• What the task requires:
Transcribe each entry below exactly. Pictures do not go in the copy.

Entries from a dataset
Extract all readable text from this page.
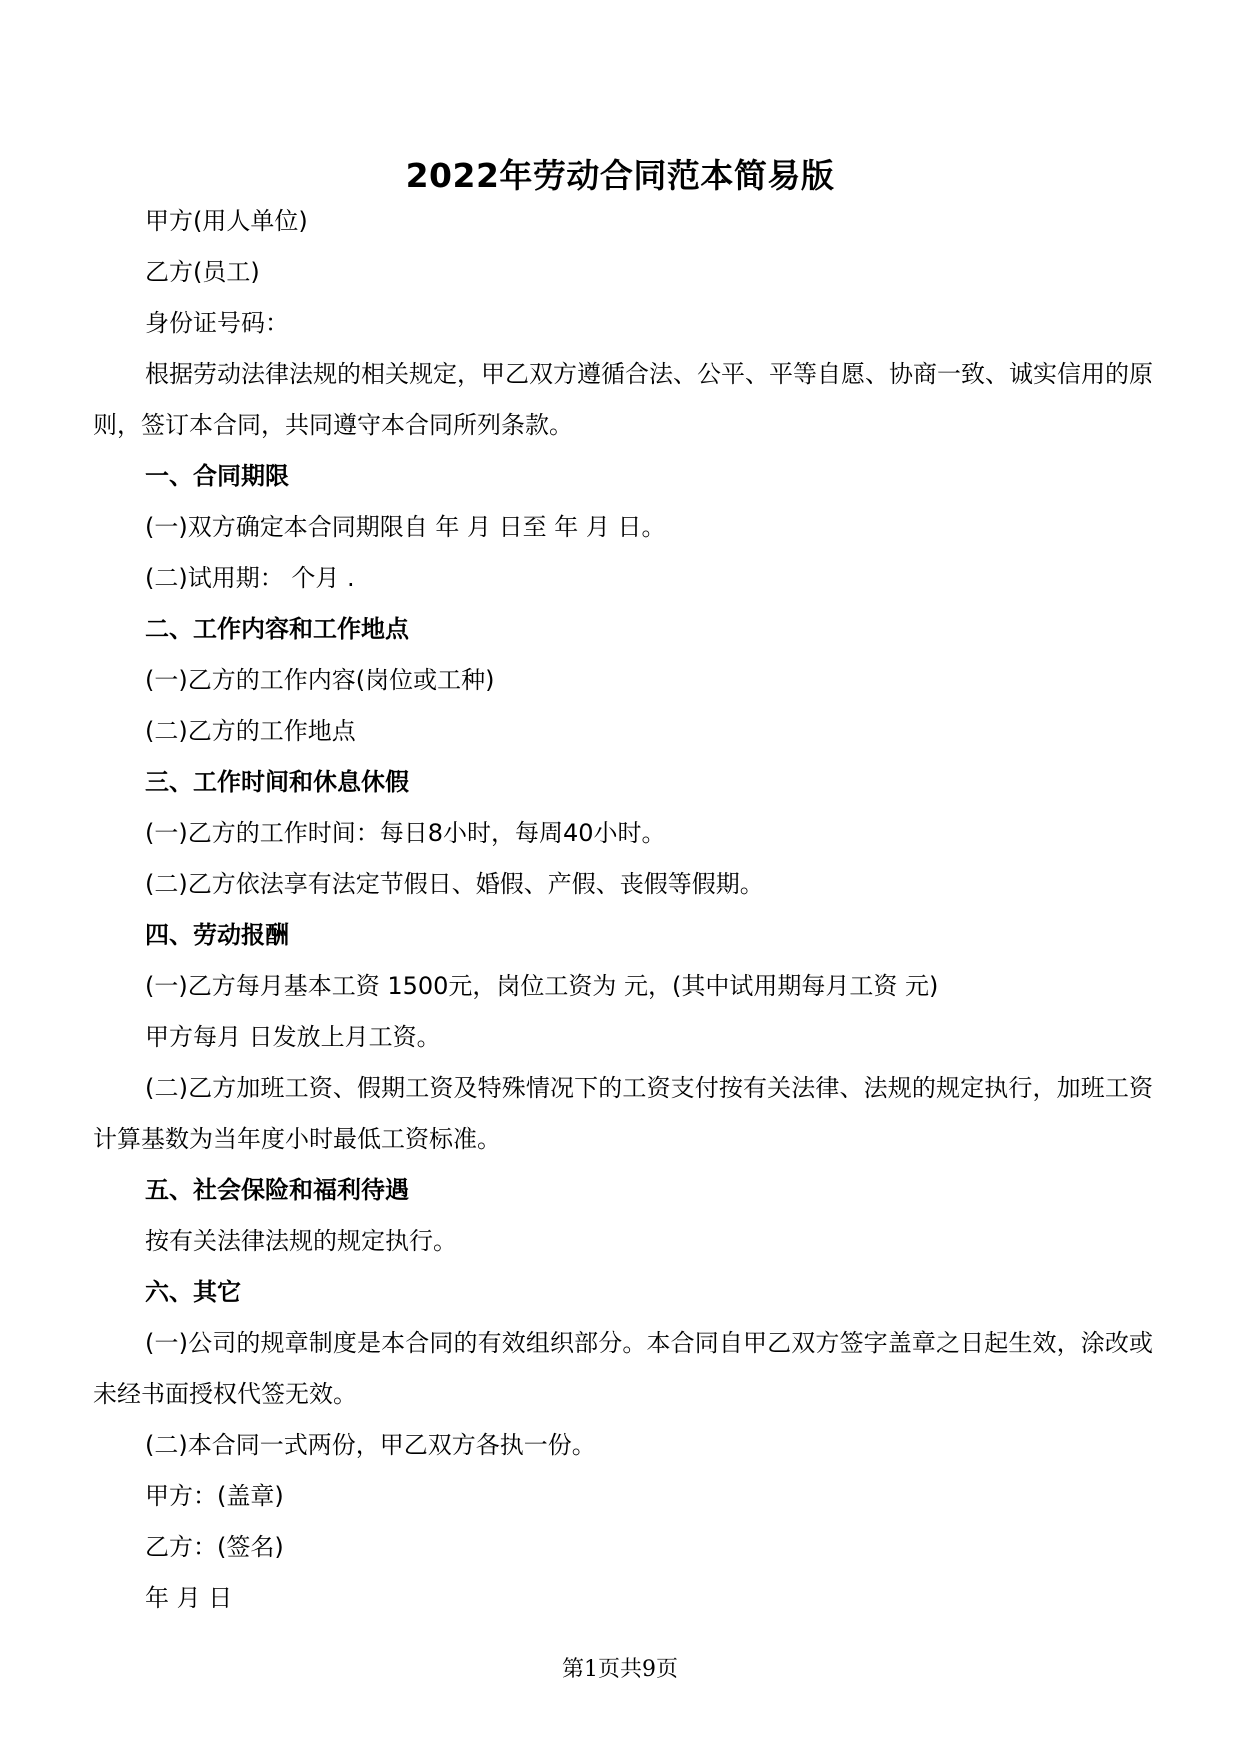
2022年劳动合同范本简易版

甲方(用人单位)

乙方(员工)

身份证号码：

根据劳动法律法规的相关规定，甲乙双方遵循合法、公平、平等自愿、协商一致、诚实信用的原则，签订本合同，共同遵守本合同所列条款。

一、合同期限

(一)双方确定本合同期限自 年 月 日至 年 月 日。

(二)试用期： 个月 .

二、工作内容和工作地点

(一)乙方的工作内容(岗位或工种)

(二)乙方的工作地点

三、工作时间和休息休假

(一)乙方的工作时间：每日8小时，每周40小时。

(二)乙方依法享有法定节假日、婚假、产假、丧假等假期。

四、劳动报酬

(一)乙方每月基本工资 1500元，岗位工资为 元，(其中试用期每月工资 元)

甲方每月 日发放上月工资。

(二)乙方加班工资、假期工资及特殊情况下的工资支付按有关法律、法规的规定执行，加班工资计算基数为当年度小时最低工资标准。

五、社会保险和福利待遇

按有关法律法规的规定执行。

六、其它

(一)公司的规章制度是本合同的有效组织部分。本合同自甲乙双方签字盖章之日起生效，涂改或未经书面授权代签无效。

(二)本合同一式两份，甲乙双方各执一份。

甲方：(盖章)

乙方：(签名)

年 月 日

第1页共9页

• Reply to the task:
Extract all readable text from this page.
2022年劳动合同范本简易版

甲方(用人单位)

乙方(员工)

身份证号码：

根据劳动法律法规的相关规定，甲乙双方遵循合法、公平、平等自愿、协商一致、诚实信用的原则，签订本合同，共同遵守本合同所列条款。

一、合同期限

(一)双方确定本合同期限自 年 月 日至 年 月 日。

(二)试用期： 个月 .

二、工作内容和工作地点

(一)乙方的工作内容(岗位或工种)

(二)乙方的工作地点

三、工作时间和休息休假

(一)乙方的工作时间：每日8小时，每周40小时。

(二)乙方依法享有法定节假日、婚假、产假、丧假等假期。

四、劳动报酬

(一)乙方每月基本工资 1500元，岗位工资为 元，(其中试用期每月工资 元)

甲方每月 日发放上月工资。

(二)乙方加班工资、假期工资及特殊情况下的工资支付按有关法律、法规的规定执行，加班工资计算基数为当年度小时最低工资标准。

五、社会保险和福利待遇

按有关法律法规的规定执行。

六、其它

(一)公司的规章制度是本合同的有效组织部分。本合同自甲乙双方签字盖章之日起生效，涂改或未经书面授权代签无效。

(二)本合同一式两份，甲乙双方各执一份。

甲方：(盖章)

乙方：(签名)

年 月 日

第1页共9页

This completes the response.